- **Short task**: Count how many lines contain "assets" and reply with that number only.

------------------------------

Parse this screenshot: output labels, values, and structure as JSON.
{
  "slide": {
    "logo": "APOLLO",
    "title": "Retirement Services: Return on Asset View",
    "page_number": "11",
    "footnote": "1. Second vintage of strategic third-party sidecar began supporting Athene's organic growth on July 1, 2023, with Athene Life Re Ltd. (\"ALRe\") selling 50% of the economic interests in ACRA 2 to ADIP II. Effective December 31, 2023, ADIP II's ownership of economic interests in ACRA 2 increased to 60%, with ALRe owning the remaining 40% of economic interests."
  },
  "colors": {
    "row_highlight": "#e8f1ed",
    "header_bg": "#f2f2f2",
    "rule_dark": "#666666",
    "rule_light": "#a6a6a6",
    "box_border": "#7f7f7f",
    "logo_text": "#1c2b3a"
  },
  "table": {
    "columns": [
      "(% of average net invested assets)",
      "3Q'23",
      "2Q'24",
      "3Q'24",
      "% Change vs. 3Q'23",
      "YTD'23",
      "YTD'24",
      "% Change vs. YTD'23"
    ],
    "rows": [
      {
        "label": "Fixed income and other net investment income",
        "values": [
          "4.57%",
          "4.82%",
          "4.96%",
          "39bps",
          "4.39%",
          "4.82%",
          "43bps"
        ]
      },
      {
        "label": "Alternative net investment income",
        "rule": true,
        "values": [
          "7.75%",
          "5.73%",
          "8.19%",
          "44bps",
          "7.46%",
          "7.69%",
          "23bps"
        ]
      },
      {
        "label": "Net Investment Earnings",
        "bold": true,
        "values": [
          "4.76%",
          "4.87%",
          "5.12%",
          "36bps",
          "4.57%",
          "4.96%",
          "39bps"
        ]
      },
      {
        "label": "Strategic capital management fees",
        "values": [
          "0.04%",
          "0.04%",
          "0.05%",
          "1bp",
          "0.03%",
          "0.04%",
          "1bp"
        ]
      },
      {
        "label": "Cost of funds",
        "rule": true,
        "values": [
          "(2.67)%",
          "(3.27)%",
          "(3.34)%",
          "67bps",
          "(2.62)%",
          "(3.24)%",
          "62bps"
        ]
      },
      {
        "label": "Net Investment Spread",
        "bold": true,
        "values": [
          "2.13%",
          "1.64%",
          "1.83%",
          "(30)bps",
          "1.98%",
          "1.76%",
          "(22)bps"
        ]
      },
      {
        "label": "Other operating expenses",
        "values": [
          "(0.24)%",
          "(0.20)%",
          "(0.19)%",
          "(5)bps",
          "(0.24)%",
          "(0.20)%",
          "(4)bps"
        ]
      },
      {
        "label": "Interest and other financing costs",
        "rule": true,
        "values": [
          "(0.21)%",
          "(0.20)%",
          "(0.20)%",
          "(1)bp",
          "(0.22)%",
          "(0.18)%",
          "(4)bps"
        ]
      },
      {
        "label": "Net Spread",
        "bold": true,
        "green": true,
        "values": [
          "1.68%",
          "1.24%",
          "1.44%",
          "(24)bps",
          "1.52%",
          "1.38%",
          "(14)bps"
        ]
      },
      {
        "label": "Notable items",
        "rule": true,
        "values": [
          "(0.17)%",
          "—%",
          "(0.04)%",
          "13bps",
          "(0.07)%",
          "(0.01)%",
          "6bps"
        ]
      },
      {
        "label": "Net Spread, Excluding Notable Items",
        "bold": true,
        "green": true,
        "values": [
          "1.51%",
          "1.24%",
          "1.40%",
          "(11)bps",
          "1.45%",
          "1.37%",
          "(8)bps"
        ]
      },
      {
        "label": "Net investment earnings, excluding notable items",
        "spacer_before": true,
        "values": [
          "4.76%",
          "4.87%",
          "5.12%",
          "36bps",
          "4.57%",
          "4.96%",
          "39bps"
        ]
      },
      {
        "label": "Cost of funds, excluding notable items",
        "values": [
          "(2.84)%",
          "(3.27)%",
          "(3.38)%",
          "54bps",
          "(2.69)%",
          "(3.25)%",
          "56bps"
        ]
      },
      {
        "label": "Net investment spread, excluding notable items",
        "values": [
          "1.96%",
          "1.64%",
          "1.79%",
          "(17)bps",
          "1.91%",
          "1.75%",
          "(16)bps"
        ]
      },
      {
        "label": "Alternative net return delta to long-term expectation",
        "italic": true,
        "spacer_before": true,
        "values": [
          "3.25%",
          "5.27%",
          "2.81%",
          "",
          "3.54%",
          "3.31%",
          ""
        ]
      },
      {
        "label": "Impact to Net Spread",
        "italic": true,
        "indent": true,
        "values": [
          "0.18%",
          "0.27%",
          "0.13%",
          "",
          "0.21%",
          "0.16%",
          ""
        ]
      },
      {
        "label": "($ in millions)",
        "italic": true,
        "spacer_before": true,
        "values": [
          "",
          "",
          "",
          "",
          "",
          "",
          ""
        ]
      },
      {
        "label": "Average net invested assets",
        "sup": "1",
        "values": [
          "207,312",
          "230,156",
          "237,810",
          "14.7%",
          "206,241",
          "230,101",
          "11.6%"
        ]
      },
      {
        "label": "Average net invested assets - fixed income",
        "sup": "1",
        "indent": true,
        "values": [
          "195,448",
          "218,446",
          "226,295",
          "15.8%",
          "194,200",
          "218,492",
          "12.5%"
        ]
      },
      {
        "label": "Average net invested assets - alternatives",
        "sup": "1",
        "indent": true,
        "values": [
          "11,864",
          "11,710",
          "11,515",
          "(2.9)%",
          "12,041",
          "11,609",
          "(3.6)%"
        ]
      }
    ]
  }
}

------------------------------

- **Task solution**: 4